Тем не менее, вопрос о том, что из первичных, то есть неделимых далее истин, принять за основу исследования, как бы остается у Милля открытым. «Для этой части нашего знания логики нет», – заявляет он. И это выглядит неопределенностью и даже ненаучностью его науки: начать исследование путей к истине, не определив оснований.
Однако, если мы приглядимся к этому, то неожиданно обнаружим силу такого подхода: отсутствие основания еще не есть отсутствие исходной точки. Любое изначальное определение основ есть гипотеза, то есть придумывание наиболее вероятного на основе не полностью известного. Без таких предположений наука невозможна, но Милль говорит о том, что, прежде чем делать предположения о неизвестном, надо уточнить известную часть, тогда и наши предположения станут точнее: «иногда мы соображаем, будто видим или чувствуем то, о чем в действительности лишь умозаключаем. Истина (или то, что считается истиной) иногда в действительности представляет собою результат очень быстрого умозаключения, а между тем она может показаться интуитивной, непосредственной» (Милль, с.5).
Иными словами, подход Милля таков: прежде, чем строить предположения о том, какова действительность, надо разобраться в собственном инструментарии.

> **Задания к выполнению**:
A) Приведите все строки записей, в которых встречается слово «line».
B) Допишите следующую часть текста о логике Милля, начиная сразу после его последнего предложения.
Текст о логике Милля и записи являются независимыми друг от друга материалами.

> **Исходные материалы**:

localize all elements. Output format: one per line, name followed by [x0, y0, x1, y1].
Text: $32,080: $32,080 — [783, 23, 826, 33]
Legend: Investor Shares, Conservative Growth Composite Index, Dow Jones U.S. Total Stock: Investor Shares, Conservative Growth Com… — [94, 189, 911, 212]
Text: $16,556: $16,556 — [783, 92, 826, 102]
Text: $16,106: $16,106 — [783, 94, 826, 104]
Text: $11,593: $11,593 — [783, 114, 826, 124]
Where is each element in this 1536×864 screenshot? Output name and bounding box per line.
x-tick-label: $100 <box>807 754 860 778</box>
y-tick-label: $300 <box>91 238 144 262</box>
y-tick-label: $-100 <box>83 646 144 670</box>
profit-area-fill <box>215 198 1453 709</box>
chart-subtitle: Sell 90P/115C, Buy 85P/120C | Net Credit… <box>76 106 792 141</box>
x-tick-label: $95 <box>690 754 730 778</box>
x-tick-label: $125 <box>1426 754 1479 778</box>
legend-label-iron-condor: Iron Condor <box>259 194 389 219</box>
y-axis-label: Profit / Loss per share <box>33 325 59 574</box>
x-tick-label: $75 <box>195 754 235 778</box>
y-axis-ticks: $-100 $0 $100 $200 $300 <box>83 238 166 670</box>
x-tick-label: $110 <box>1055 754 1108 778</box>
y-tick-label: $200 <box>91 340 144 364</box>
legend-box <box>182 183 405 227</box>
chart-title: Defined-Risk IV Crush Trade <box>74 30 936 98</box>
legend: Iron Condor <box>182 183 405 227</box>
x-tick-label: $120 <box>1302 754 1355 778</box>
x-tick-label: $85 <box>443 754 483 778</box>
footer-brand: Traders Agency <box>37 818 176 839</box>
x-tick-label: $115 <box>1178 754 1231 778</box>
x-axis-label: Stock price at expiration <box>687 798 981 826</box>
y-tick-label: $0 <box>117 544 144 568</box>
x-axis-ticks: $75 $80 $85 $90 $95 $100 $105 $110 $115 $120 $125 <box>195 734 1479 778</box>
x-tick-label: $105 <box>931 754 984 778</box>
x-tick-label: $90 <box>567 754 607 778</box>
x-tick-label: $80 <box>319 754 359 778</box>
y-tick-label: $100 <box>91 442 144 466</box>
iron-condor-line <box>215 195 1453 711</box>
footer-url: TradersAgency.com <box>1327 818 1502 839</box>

> **Ответы к заданиям**:
A)
localize all elements. Output format: one per line, name followed by [x0, y0, x1, y1].
Where is each element in this 1536×864 screenshot? Output name and bounding box per line.
iron-condor-line <box>215 195 1453 711</box>

B)
«Область логики должна быть ограничена тою частью нашего знания, которую составляют выводы из тех или других уже известных нам положений, все равно – будут ли эти предварительные данные общими предложениями или частными наблюдениями и восприятиями. Логика есть наука не об уверенности (то есть убеждениях – А. Ш.), но о доказательстве или очевидности; ее обязанность заключается в том, чтобы дать критерий для определения того, обоснована или нет в каждом отдельном случае наша уверенность» (Там же, с.7).
А далее Милль делает в своих рассуждениях шаг, который приводит его к той юношеской мечте о перестройке общества. Он определяет условия, при которых эта перестройка возможна:
«Так как значительно большая часть нашего познания – как общих истин, так и частных фактов – явно представляет собой результат вывода, то почти все содержание не только науки, но и человеческого поведения подчиняется авторитету логики.<…>
В этом именно смысле логика есть, как ее выразительно называли схоластики и Бэкон, ars artium; она – «наука самой науки» (Там же, с.7–8).
От этого уже можно было бы перейти и к главной цели Милля – логике нравственных наук. Но предварительно надо сказать несколько слов о его взглядах на язык, потому что именно с этого начинается весь его труд.
Говорить о них совсем не простое дело. Могу сразу сказать, что взгляды Милля считаются весьма серьезной теорией языка, и многие крупные языковеды, философы и психологи так или иначе занимались ею.
Поскольку я не являюсь профессионалом в языкознании, я просто использую мнение немецкого лингвиста и психолога Карла Бюлера, который посвящает Миллю целую главу в своей «Теории языка».
С первых же строк Бюлер делает сближение Милля и Гуссерля, чем еще раз подчеркивает неслучайные взаимоотношения феноменологии и «Системы логики»: «Чтобы продолжить на уровне современной логики проблему функций языковых понятийных знаков так, как этого требует теория языка, предлагаю одновременно прочитать Дж. Ст. Милля и Гуссерля и сравнить их высказывания об именах собственных и “общих именах” и соответственно об именах собственных и видовых именах» (Бюлер, с.206).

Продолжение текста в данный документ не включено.